**Exercise objective**.
Reproduce the material in full, exactly as written.

**Data for processing**.
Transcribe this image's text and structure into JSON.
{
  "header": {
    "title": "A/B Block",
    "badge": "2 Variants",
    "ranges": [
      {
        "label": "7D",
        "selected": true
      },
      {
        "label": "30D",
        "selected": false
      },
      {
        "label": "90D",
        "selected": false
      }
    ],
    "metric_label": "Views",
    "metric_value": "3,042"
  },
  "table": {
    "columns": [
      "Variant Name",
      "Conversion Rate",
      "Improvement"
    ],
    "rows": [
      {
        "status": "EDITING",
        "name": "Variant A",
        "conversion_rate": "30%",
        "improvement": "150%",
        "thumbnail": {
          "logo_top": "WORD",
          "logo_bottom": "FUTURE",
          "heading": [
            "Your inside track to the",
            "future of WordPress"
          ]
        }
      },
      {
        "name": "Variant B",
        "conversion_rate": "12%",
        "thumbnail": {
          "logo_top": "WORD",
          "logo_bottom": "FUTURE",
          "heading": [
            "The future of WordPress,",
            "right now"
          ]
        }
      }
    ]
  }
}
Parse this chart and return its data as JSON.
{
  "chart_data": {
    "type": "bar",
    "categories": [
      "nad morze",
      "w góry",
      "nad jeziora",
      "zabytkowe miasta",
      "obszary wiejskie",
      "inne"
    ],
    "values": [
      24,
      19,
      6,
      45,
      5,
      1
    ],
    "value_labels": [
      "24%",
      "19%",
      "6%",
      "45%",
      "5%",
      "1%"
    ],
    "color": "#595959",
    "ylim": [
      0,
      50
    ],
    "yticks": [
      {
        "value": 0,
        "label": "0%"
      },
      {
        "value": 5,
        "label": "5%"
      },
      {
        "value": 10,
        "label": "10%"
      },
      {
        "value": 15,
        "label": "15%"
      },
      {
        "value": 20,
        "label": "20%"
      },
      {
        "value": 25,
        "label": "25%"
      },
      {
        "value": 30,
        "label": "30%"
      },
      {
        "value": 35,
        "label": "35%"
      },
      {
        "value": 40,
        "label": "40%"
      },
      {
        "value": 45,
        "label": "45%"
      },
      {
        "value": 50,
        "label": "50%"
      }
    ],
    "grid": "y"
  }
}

**Written solution**.
Transcribe this image's text and structure into JSON.
{
  "header": {
    "title": "A/B Block",
    "badge": "2 Variants",
    "ranges": [
      {
        "label": "7D",
        "selected": true
      },
      {
        "label": "30D",
        "selected": false
      },
      {
        "label": "90D",
        "selected": false
      }
    ],
    "metric_label": "Views",
    "metric_value": "3,042"
  },
  "table": {
    "columns": [
      "Variant Name",
      "Conversion Rate",
      "Improvement"
    ],
    "rows": [
      {
        "status": "EDITING",
        "name": "Variant A",
        "conversion_rate": "30%",
        "improvement": "150%",
        "thumbnail": {
          "logo_top": "WORD",
          "logo_bottom": "FUTURE",
          "heading": [
            "Your inside track to the",
            "future of WordPress"
          ]
        }
      },
      {
        "name": "Variant B",
        "conversion_rate": "12%",
        "thumbnail": {
          "logo_top": "WORD",
          "logo_bottom": "FUTURE",
          "heading": [
            "The future of WordPress,",
            "right now"
          ]
        }
      }
    ]
  }
}
Parse this chart and return its data as JSON.
{
  "chart_data": {
    "type": "bar",
    "categories": [
      "nad morze",
      "w góry",
      "nad jeziora",
      "zabytkowe miasta",
      "obszary wiejskie",
      "inne"
    ],
    "values": [
      24,
      19,
      6,
      45,
      5,
      1
    ],
    "value_labels": [
      "24%",
      "19%",
      "6%",
      "45%",
      "5%",
      "1%"
    ],
    "color": "#595959",
    "ylim": [
      0,
      50
    ],
    "yticks": [
      {
        "value": 0,
        "label": "0%"
      },
      {
        "value": 5,
        "label": "5%"
      },
      {
        "value": 10,
        "label": "10%"
      },
      {
        "value": 15,
        "label": "15%"
      },
      {
        "value": 20,
        "label": "20%"
      },
      {
        "value": 25,
        "label": "25%"
      },
      {
        "value": 30,
        "label": "30%"
      },
      {
        "value": 35,
        "label": "35%"
      },
      {
        "value": 40,
        "label": "40%"
      },
      {
        "value": 45,
        "label": "45%"
      },
      {
        "value": 50,
        "label": "50%"
      }
    ],
    "grid": "y"
  }
}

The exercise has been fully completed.